[Exercise details]:
Where does the string "COOH" appear in the records? Copy every line that contains it.

(Saved entries)
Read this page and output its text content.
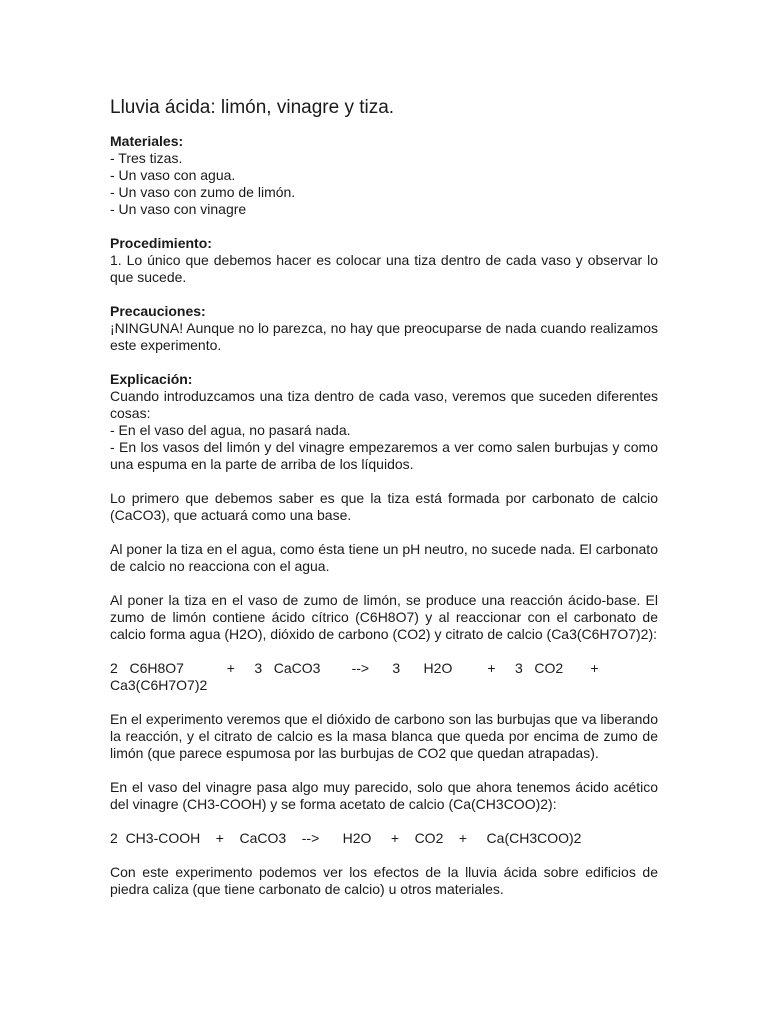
Lluvia ácida: limón, vinagre y tiza.
Materiales:
- Tres tizas.
- Un vaso con agua.
- Un vaso con zumo de limón.
- Un vaso con vinagre
Procedimiento:
1. Lo único que debemos hacer es colocar una tiza dentro de cada vaso y observar lo que sucede.
Precauciones:
¡NINGUNA! Aunque no lo parezca, no hay que preocuparse de nada cuando realizamos este experimento.
Explicación:
Cuando introduzcamos una tiza dentro de cada vaso, veremos que suceden diferentes cosas:
- En el vaso del agua, no pasará nada.
- En los vasos del limón y del vinagre empezaremos a ver como salen burbujas y como una espuma en la parte de arriba de los líquidos.
Lo primero que debemos saber es que la tiza está formada por carbonato de calcio (CaCO3), que actuará como una base.
Al poner la tiza en el agua, como ésta tiene un pH neutro, no sucede nada. El carbonato de calcio no reacciona con el agua.
Al poner la tiza en el vaso de zumo de limón, se produce una reacción ácido-base. El zumo de limón contiene ácido cítrico (C6H8O7) y al reaccionar con el carbonato de calcio forma agua (H2O), dióxido de carbono (CO2) y citrato de calcio (Ca3(C6H7O7)2):
2   C6H8O7           +     3   CaCO3        -->      3      H2O         +     3   CO2       +
Ca3(C6H7O7)2
En el experimento veremos que el dióxido de carbono son las burbujas que va liberando la reacción, y el citrato de calcio es la masa blanca que queda por encima de zumo de limón (que parece espumosa por las burbujas de CO2 que quedan atrapadas).
En el vaso del vinagre pasa algo muy parecido, solo que ahora tenemos ácido acético del vinagre (CH3-COOH) y se forma acetato de calcio (Ca(CH3COO)2):
2  CH3-COOH    +    CaCO3    -->      H2O     +    CO2    +     Ca(CH3COO)2
Con este experimento podemos ver los efectos de la lluvia ácida sobre edificios de piedra caliza (que tiene carbonato de calcio) u otros materiales.
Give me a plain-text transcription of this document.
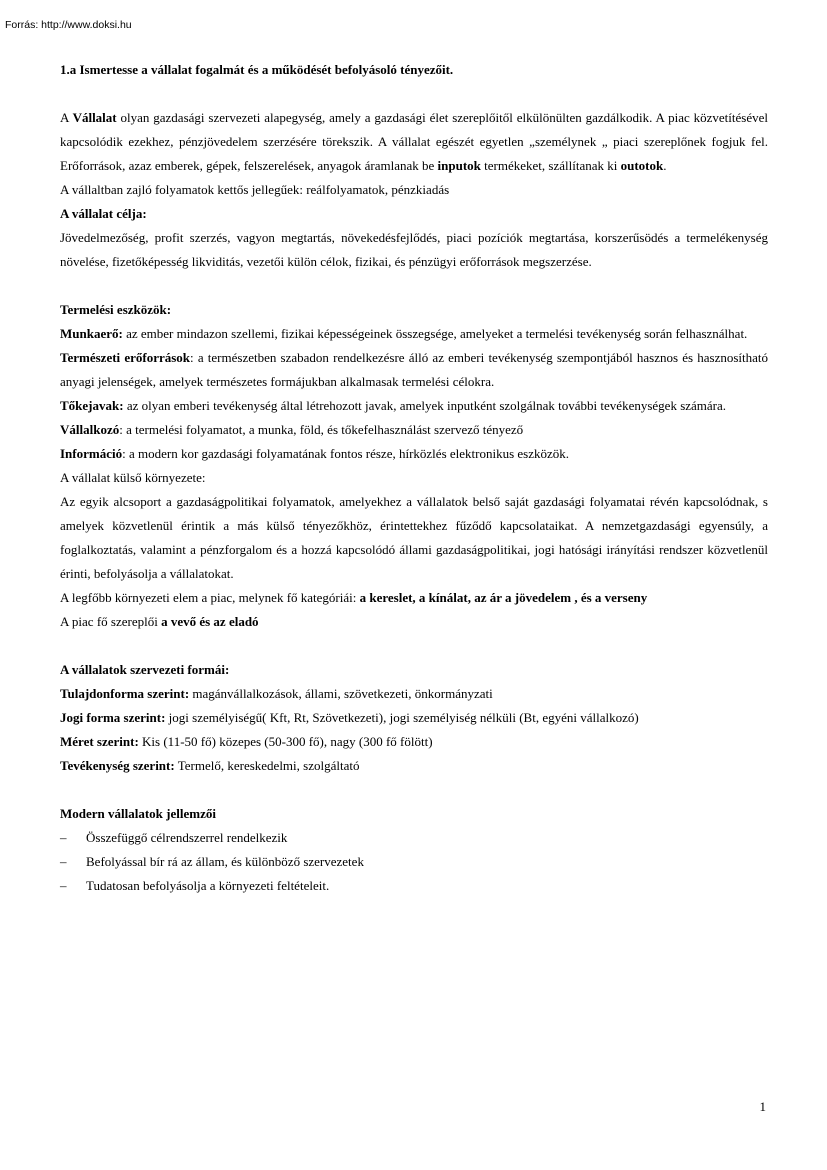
Forrás: http://www.doksi.hu
1.a Ismertesse a vállalat fogalmát és a működését befolyásoló tényezőit.

A Vállalat olyan gazdasági szervezeti alapegység, amely a gazdasági élet szereplőitől elkülönülten gazdálkodik. A piac közvetítésével kapcsolódik ezekhez, pénzjövedelem szerzésére törekszik. A vállalat egészét egyetlen „személynek „ piaci szereplőnek fogjuk fel. Erőforrások, azaz emberek, gépek, felszerelések, anyagok áramlanak be inputok termékeket, szállítanak ki outotok.

A vállaltban zajló folyamatok kettős jellegűek: reálfolyamatok, pénzkiadás

A vállalat célja:

Jövedelmezőség, profit szerzés, vagyon megtartás, növekedésfejlődés, piaci pozíciók megtartása, korszerűsödés a termelékenység növelése, fizetőképesség likviditás, vezetői külön célok, fizikai, és pénzügyi erőforrások megszerzése.

Termelési eszközök:

Munkaerő: az ember mindazon szellemi, fizikai képességeinek összegsége, amelyeket a termelési tevékenység során felhasználhat.

Természeti erőforrások: a természetben szabadon rendelkezésre álló az emberi tevékenység szempontjából hasznos és hasznosítható anyagi jelenségek, amelyek természetes formájukban alkalmasak termelési célokra.

Tőkejavak: az olyan emberi tevékenység által létrehozott javak, amelyek inputként szolgálnak további tevékenységek számára.

Vállalkozó: a termelési folyamatot, a munka, föld, és tőkefelhasználást szervező tényező

Információ: a modern kor gazdasági folyamatának fontos része, hírközlés elektronikus eszközök.

A vállalat külső környezete:

Az egyik alcsoport a gazdaságpolitikai folyamatok, amelyekhez a vállalatok belső saját gazdasági folyamatai révén kapcsolódnak, s amelyek közvetlenül érintik a más külső tényezőkhöz, érintettekhez fűződő kapcsolataikat. A nemzetgazdasági egyensúly, a foglalkoztatás, valamint a pénzforgalom és a hozzá kapcsolódó állami gazdaságpolitikai, jogi hatósági irányítási rendszer közvetlenül érinti, befolyásolja a vállalatokat.

A legfőbb környezeti elem a piac, melynek fő kategóriái: a kereslet, a kínálat, az ár a jövedelem , és a verseny

A piac fő szereplői a vevő és az eladó

A vállalatok szervezeti formái:

Tulajdonforma szerint: magánvállalkozások, állami, szövetkezeti, önkormányzati

Jogi forma szerint: jogi személyiségű( Kft, Rt, Szövetkezeti), jogi személyiség nélküli (Bt, egyéni vállalkozó)

Méret szerint: Kis (11-50 fő) közepes (50-300 fő), nagy (300 fő fölött)

Tevékenység szerint: Termelő, kereskedelmi, szolgáltató

Modern vállalatok jellemzői

– Összefüggő célrendszerrel rendelkezik
– Befolyással bír rá az állam, és különböző szervezetek
– Tudatosan befolyásolja a környezeti feltételeit.
1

[Answer for this exercise]:
En el vaso del vinagre pasa algo muy parecido, solo que ahora tenemos ácido acético del vinagre (CH3-COOH) y se forma acetato de calcio (Ca(CH3COO)2):
2  CH3-COOH    +    CaCO3    -->      H2O     +    CO2    +     Ca(CH3COO)2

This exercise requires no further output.